___ EXTRACTED RECORDS

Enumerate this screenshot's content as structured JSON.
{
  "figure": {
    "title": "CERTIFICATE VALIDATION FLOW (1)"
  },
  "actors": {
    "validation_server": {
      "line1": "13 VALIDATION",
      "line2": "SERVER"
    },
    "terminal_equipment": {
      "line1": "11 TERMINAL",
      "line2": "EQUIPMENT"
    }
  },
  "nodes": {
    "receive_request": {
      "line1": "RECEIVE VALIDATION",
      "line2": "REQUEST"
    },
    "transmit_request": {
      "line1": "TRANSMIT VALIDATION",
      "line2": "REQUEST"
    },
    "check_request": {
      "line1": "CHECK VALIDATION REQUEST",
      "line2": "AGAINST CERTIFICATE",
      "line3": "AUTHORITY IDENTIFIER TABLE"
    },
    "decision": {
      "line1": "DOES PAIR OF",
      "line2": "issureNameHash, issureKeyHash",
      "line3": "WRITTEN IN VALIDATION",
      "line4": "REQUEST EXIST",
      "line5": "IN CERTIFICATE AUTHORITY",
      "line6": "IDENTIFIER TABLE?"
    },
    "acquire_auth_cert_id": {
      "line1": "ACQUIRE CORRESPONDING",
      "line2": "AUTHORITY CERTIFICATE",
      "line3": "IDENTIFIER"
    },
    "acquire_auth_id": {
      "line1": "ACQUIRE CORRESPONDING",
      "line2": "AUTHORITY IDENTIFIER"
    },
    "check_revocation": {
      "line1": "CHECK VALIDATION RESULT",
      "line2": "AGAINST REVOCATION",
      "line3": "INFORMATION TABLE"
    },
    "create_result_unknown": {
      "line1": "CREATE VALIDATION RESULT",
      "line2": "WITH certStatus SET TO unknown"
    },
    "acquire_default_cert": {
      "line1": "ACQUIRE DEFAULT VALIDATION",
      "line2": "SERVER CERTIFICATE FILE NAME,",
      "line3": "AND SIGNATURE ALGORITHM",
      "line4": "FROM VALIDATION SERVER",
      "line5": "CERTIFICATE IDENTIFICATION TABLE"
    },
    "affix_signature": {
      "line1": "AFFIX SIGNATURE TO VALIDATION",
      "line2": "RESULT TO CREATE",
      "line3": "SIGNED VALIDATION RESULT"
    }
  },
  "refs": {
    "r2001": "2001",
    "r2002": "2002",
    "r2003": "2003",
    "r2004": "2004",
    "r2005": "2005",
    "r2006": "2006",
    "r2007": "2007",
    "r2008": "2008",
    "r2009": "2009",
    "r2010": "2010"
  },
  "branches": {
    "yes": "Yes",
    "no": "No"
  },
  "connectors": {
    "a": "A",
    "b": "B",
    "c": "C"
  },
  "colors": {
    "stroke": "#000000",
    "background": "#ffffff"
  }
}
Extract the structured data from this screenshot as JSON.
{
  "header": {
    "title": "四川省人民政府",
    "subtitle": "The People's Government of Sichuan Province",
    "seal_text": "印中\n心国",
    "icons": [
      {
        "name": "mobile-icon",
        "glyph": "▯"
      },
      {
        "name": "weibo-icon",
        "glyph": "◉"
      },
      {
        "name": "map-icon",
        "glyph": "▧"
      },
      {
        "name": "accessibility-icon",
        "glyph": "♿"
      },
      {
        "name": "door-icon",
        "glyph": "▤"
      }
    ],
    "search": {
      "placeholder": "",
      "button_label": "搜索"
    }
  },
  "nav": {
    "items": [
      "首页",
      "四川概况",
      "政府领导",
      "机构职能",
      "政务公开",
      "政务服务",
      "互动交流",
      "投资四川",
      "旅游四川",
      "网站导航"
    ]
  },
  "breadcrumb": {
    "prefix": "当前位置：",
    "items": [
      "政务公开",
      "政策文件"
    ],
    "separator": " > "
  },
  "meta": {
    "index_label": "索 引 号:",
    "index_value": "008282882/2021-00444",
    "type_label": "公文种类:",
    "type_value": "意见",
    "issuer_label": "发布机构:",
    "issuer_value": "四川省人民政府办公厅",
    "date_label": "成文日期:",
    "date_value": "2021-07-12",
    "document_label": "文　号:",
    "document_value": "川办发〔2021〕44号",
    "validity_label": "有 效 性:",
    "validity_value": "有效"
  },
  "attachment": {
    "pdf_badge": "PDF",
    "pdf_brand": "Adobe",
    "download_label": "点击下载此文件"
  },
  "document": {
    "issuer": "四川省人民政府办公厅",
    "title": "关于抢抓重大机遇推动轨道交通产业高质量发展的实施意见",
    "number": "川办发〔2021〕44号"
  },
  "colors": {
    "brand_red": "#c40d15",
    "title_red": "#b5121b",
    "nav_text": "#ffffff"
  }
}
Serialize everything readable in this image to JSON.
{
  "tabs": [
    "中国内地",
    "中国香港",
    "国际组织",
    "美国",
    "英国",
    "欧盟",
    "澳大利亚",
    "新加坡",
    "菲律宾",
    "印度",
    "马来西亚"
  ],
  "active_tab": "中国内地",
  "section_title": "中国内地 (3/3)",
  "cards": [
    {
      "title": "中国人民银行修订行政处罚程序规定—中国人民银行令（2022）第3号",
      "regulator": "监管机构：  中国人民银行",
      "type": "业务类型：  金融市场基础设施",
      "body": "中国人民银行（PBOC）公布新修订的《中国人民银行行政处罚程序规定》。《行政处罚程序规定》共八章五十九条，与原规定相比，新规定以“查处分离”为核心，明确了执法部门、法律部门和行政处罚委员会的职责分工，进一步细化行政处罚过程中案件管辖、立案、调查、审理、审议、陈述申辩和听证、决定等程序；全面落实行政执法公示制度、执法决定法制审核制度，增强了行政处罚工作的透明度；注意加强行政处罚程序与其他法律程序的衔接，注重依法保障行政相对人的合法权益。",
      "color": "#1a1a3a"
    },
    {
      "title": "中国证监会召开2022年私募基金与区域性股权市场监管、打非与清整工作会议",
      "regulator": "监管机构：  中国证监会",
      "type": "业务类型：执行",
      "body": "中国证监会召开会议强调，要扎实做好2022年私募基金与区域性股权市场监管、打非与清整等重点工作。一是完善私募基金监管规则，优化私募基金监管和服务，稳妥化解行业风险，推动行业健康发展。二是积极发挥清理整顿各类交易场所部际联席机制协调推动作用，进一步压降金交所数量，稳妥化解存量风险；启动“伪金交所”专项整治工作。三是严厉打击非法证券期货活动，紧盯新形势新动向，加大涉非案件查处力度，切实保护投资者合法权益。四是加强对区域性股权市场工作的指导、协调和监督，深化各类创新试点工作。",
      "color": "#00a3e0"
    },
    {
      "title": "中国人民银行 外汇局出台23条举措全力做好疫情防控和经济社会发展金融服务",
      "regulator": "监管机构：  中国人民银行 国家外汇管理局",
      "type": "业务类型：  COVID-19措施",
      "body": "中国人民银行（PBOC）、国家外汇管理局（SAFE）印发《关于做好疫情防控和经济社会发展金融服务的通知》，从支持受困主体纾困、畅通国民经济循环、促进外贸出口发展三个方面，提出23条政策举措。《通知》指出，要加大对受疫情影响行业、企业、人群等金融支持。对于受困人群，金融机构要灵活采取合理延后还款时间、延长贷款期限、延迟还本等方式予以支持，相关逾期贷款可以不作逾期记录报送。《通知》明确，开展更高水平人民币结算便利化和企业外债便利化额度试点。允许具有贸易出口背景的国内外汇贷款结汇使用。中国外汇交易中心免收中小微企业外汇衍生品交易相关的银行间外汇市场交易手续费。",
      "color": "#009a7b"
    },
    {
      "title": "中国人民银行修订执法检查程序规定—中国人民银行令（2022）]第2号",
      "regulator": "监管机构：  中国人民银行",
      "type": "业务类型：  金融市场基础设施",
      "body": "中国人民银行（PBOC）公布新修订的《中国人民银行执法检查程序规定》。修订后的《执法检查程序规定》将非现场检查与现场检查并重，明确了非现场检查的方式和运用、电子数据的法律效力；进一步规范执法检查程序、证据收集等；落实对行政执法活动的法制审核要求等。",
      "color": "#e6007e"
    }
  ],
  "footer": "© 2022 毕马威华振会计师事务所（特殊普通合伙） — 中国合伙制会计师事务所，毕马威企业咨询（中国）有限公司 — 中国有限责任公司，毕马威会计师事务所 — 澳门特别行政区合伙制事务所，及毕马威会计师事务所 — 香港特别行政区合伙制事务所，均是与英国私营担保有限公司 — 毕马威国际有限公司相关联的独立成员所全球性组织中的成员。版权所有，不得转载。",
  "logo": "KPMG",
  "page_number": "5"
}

______

→ STATED PROBLEM: Gather all the lines that include the word "业务类型" and copy them out.

→ COMPLETE OUTPUT:
      "type": "业务类型：  金融市场基础设施",
      "type": "业务类型：执行",
      "type": "业务类型：  COVID-19措施",
      "type": "业务类型：  金融市场基础设施",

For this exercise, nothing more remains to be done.